Task goal
Show every line in the entries below where the word "suma" appears.

Entries
------------
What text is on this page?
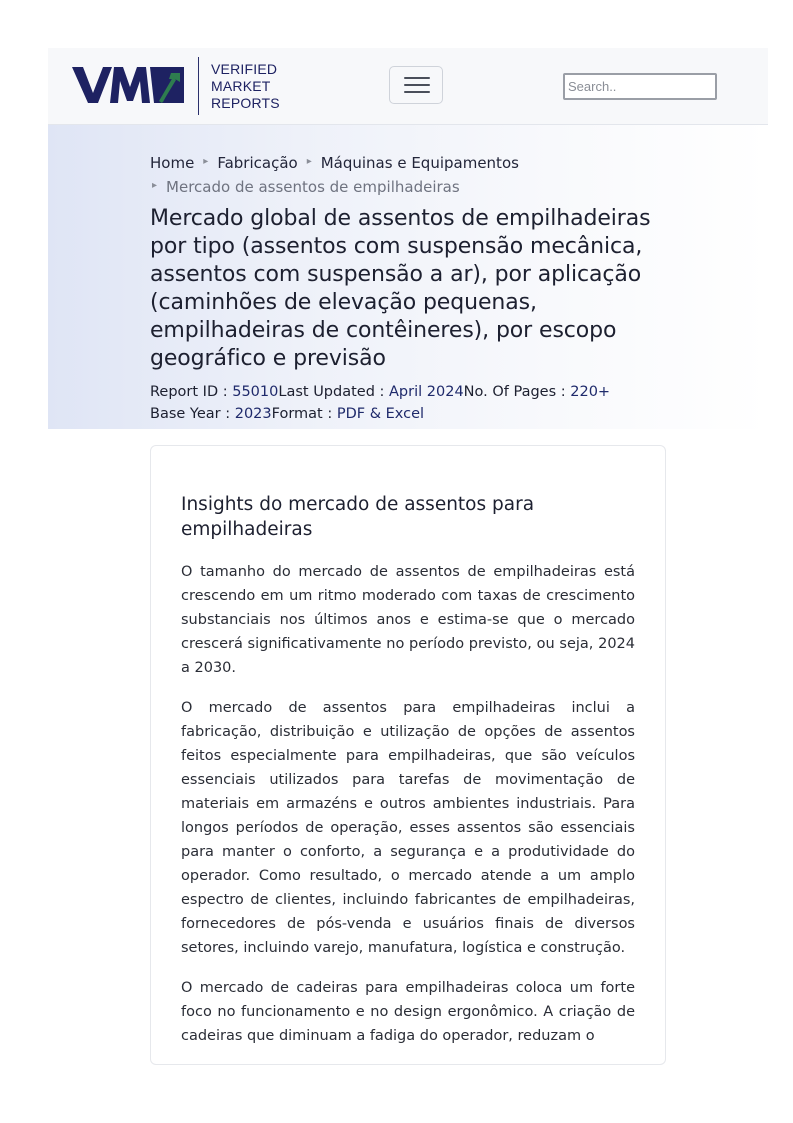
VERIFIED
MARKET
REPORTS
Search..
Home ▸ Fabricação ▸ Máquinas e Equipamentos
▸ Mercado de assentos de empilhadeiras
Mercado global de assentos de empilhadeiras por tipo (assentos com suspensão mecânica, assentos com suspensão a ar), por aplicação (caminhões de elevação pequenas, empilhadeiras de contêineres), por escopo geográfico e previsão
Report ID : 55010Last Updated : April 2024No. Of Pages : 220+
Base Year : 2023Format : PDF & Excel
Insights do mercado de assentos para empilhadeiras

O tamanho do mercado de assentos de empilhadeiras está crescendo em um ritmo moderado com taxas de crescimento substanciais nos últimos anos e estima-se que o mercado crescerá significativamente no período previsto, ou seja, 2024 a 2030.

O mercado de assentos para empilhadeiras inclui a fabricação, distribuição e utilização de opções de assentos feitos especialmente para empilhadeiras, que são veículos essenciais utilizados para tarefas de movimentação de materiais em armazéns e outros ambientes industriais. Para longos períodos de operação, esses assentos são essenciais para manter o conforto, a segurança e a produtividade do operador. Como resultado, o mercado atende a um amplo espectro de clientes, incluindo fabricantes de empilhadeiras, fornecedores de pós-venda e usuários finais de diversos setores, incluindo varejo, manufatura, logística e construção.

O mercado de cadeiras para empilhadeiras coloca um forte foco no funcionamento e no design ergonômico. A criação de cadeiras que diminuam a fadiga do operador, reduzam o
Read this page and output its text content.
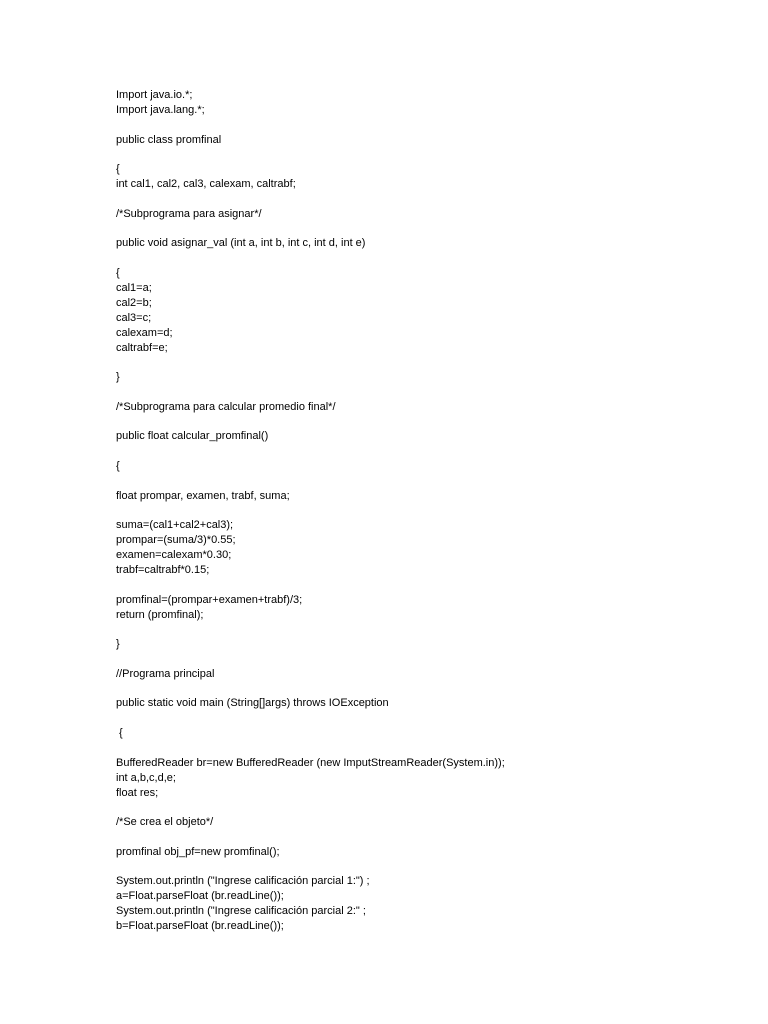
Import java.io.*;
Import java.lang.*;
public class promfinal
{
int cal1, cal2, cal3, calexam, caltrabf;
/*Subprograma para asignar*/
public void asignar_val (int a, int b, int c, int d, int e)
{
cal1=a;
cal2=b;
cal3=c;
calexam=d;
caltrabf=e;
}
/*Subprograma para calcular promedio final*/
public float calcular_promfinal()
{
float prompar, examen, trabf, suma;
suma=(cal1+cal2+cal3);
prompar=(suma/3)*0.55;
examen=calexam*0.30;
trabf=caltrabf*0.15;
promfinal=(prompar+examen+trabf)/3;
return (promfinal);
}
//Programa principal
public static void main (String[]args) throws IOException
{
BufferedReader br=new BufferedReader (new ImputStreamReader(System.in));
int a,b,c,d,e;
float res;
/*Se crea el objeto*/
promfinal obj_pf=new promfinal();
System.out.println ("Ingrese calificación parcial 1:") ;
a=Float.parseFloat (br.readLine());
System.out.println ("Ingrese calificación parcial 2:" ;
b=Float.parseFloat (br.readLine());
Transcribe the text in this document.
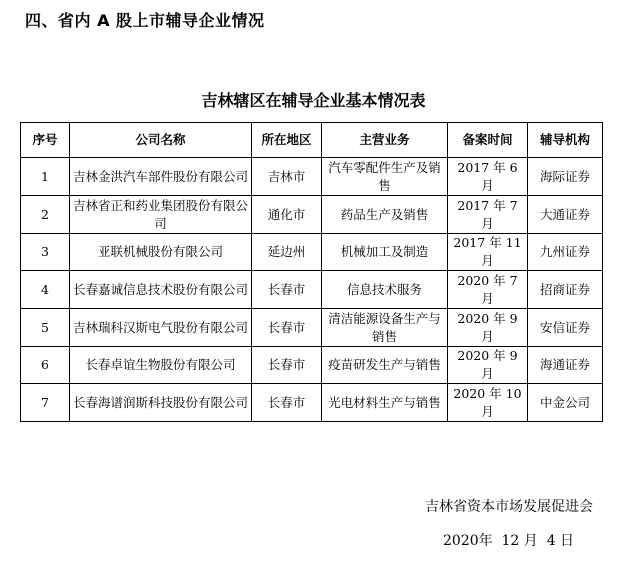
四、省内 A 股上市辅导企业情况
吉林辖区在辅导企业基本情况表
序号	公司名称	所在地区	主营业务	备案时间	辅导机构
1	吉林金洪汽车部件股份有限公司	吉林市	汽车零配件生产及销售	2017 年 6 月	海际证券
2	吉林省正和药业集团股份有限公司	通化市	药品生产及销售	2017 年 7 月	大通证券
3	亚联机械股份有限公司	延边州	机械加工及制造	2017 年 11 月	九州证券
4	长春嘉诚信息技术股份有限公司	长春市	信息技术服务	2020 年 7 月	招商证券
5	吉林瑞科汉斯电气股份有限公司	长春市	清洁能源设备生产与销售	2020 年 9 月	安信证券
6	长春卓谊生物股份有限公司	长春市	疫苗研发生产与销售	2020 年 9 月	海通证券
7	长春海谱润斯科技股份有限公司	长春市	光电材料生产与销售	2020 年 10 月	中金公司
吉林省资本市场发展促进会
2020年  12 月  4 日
------------
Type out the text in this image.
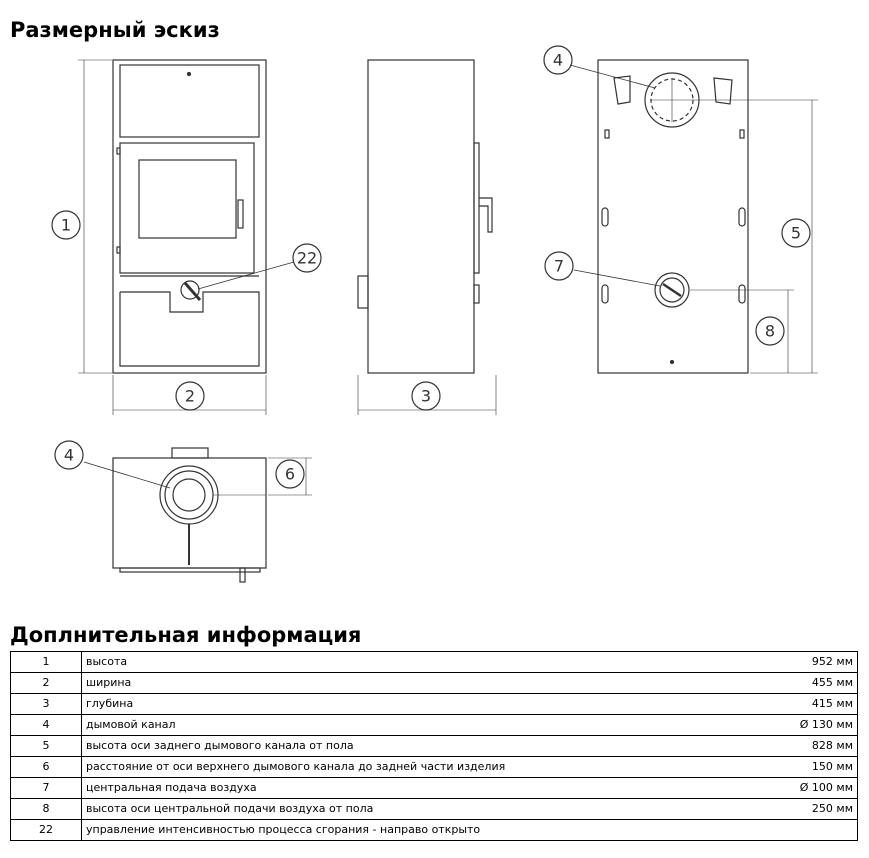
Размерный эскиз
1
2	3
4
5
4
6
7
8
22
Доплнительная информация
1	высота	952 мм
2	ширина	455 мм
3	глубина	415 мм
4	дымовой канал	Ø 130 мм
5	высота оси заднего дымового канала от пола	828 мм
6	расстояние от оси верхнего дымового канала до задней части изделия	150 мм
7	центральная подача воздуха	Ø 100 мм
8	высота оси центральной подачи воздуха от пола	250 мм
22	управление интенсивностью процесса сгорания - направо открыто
------------
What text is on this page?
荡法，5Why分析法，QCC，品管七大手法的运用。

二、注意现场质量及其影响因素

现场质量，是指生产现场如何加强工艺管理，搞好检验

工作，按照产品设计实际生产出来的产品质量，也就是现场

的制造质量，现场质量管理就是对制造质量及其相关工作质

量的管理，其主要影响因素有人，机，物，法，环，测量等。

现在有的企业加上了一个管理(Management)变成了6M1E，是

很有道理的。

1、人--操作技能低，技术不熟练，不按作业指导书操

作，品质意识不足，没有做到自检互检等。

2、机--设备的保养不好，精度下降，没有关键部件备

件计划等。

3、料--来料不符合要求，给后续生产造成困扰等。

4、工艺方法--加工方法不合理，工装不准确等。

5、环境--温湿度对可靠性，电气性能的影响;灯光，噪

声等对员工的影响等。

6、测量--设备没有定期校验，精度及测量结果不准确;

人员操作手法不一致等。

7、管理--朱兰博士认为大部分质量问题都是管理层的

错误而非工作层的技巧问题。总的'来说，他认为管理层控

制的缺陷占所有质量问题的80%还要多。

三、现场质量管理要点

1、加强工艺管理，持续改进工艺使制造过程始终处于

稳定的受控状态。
------------
Result for this exercise
float prompar, examen, trabf, suma;
suma=(cal1+cal2+cal3);
prompar=(suma/3)*0.55;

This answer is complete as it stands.